TO DO: Extract from the listing each line in which the word "avec" appears.

Extracted records:
____

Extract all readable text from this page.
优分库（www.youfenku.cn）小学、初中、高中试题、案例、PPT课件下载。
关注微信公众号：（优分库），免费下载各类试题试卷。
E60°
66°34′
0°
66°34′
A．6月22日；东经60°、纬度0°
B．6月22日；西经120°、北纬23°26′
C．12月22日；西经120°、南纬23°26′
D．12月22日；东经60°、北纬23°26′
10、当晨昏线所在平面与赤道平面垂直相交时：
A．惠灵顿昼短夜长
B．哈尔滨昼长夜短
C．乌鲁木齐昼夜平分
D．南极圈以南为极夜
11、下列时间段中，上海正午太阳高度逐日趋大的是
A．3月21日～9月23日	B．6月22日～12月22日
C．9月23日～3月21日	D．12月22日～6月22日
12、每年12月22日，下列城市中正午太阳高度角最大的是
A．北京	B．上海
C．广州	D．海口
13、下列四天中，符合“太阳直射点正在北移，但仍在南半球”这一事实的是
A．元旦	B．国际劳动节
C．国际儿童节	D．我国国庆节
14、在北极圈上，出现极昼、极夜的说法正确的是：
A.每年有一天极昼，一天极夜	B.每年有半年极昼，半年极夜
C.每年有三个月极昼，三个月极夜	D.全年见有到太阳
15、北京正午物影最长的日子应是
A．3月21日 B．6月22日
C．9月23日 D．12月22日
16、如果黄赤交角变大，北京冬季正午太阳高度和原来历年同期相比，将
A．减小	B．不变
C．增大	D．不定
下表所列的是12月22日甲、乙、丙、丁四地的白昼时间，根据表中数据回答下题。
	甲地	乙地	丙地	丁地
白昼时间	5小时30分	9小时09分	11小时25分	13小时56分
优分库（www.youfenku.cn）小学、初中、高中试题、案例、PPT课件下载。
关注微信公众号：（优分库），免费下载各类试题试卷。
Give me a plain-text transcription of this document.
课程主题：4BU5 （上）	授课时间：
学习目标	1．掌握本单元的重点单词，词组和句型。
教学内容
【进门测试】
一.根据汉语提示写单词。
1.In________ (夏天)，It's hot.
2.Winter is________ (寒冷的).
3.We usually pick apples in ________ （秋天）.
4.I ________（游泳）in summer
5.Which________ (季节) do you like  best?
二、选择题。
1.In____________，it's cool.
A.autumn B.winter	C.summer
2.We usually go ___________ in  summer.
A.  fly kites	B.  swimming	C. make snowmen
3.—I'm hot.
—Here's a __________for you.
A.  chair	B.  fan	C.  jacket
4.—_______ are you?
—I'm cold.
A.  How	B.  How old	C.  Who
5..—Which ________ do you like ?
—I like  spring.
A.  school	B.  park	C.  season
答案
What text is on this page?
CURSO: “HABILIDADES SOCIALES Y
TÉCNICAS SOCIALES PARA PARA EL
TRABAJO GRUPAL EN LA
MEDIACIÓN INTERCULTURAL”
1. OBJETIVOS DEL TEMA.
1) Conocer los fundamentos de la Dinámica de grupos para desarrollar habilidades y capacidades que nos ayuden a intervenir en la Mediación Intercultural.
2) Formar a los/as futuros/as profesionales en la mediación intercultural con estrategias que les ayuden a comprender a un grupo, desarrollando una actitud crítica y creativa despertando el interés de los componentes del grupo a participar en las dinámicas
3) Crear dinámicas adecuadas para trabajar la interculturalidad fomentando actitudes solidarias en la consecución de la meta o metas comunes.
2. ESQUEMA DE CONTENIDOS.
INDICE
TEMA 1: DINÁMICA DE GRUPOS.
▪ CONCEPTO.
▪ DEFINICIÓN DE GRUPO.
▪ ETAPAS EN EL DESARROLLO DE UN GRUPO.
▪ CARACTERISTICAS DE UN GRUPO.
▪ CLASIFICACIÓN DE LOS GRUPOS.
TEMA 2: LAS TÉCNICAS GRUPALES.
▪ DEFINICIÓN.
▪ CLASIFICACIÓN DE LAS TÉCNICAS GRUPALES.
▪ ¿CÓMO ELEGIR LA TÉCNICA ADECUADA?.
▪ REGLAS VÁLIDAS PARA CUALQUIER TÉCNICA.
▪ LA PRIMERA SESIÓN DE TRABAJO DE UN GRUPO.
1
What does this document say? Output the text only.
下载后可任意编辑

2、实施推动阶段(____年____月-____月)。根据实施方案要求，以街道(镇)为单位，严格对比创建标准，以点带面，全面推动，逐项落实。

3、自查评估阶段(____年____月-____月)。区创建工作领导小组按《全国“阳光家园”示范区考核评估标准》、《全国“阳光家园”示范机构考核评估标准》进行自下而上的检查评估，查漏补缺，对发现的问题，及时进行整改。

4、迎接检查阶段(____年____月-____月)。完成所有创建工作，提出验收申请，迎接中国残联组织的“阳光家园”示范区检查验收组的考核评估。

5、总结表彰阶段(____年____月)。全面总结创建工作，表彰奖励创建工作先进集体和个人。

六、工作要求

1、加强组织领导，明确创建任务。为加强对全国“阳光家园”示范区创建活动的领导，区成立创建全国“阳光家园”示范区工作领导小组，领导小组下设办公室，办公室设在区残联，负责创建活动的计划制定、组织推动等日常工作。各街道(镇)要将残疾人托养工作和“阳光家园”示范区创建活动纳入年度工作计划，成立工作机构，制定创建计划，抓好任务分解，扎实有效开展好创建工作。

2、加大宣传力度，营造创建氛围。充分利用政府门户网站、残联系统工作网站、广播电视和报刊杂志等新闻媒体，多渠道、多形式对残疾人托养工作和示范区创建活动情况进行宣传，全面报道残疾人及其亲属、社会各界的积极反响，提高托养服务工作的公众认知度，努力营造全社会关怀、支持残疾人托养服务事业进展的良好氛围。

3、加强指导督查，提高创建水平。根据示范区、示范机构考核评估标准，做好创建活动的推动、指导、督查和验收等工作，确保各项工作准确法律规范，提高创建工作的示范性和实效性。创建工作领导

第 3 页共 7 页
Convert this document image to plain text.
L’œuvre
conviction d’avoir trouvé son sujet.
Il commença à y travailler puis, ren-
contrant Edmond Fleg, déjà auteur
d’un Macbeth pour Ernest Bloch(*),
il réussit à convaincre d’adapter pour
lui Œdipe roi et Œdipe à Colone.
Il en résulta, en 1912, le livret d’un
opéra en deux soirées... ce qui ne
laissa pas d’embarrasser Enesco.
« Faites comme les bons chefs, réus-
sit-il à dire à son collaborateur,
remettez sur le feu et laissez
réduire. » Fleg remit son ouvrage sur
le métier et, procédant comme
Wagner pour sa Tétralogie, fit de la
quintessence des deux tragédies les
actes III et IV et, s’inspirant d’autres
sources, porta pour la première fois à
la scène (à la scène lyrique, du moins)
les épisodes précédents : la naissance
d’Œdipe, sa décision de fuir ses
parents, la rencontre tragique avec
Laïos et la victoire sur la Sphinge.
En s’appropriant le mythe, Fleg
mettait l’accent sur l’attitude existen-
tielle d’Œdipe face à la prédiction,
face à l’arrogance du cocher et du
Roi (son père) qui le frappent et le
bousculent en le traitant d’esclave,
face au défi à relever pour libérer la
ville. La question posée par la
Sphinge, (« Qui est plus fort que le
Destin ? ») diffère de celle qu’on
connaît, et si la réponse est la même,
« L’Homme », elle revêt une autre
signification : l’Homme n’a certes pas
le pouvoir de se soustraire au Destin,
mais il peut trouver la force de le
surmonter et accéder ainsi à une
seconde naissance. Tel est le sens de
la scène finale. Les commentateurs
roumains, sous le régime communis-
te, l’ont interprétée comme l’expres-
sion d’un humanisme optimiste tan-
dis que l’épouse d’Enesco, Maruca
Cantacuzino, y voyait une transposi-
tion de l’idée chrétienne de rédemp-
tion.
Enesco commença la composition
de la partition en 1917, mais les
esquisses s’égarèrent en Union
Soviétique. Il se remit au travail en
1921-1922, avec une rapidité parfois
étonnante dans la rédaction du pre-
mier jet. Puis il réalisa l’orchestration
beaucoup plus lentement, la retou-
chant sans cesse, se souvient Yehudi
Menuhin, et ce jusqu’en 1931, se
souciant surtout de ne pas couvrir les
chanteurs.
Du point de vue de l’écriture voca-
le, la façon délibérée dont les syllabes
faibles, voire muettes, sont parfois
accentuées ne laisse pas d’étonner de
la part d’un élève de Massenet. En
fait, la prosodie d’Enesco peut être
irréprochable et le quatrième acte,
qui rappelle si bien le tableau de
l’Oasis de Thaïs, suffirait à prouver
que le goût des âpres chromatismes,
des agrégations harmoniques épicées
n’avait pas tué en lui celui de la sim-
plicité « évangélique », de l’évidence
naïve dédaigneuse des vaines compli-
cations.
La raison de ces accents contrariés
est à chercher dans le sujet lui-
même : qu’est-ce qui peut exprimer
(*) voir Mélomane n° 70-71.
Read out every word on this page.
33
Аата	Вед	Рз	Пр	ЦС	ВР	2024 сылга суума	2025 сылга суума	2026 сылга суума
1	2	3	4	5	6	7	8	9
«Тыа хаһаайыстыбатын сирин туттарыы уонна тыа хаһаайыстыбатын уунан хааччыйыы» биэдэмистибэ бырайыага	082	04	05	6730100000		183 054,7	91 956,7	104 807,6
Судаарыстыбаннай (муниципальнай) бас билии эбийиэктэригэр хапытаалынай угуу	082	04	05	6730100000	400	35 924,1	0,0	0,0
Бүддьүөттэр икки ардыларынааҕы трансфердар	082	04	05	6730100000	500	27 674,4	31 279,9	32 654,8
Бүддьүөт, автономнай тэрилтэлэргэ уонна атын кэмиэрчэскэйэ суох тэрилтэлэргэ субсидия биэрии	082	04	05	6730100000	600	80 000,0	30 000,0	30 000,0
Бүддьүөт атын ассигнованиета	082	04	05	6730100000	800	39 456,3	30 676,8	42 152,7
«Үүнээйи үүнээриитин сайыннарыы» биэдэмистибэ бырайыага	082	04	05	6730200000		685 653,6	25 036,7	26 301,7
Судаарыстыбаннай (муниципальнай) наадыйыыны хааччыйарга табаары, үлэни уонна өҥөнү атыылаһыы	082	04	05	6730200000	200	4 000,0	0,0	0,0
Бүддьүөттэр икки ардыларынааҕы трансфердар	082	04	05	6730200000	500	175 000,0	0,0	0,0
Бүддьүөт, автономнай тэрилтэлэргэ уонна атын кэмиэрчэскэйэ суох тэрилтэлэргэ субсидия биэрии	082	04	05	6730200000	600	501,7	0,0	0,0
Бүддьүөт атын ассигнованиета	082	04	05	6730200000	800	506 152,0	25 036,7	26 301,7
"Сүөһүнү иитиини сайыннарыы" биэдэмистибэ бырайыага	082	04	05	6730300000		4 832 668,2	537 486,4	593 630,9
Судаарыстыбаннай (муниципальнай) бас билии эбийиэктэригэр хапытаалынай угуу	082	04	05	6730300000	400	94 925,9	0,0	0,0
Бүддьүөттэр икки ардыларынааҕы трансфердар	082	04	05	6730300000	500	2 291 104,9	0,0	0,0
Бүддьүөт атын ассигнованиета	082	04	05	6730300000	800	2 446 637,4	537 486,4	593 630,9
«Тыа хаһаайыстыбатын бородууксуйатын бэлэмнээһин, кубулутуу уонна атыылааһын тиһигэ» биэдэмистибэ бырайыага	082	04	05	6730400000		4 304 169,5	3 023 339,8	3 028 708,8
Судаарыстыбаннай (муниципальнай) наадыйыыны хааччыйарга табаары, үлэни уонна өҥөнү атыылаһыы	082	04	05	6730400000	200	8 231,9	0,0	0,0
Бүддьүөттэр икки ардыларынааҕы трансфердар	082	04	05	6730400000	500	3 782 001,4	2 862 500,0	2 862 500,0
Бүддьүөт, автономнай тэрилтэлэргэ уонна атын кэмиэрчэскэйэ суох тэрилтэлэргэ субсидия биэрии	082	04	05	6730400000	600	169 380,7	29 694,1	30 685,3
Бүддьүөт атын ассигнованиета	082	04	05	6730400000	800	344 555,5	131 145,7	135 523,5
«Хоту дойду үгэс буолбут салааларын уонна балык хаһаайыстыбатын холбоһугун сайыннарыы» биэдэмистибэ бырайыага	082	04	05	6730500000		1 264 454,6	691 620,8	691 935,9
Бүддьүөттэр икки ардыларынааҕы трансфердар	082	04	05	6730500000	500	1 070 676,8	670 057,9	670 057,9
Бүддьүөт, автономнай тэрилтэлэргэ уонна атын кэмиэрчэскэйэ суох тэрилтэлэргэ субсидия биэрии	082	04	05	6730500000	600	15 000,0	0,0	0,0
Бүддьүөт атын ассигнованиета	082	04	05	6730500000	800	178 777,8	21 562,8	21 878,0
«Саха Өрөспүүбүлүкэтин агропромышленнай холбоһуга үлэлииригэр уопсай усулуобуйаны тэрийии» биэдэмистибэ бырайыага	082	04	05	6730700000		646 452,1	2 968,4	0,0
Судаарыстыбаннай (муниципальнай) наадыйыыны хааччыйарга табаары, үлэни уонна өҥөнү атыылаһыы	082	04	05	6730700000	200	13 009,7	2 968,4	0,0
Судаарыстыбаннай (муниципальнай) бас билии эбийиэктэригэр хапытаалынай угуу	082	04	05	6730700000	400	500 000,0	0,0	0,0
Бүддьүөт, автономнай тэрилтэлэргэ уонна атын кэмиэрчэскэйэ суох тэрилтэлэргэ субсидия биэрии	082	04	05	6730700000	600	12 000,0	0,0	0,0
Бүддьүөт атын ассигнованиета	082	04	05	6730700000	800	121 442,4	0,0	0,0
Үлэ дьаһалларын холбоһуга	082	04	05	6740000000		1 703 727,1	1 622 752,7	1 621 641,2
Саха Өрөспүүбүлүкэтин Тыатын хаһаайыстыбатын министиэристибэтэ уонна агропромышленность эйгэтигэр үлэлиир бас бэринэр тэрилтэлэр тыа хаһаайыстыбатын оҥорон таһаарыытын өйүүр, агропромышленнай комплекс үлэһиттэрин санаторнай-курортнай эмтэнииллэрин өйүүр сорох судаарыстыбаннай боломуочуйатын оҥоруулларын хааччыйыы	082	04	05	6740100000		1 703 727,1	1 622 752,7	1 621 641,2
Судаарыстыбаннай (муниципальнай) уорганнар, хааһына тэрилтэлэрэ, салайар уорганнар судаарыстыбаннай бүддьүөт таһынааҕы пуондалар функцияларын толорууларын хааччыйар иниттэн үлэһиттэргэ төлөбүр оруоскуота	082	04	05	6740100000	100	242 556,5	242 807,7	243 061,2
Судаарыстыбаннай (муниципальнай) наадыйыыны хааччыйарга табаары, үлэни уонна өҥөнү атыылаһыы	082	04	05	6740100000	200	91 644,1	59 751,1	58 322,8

____

ANSWER:
parents, la rencontre tragique avec
1921-1922, avec une rapidité parfois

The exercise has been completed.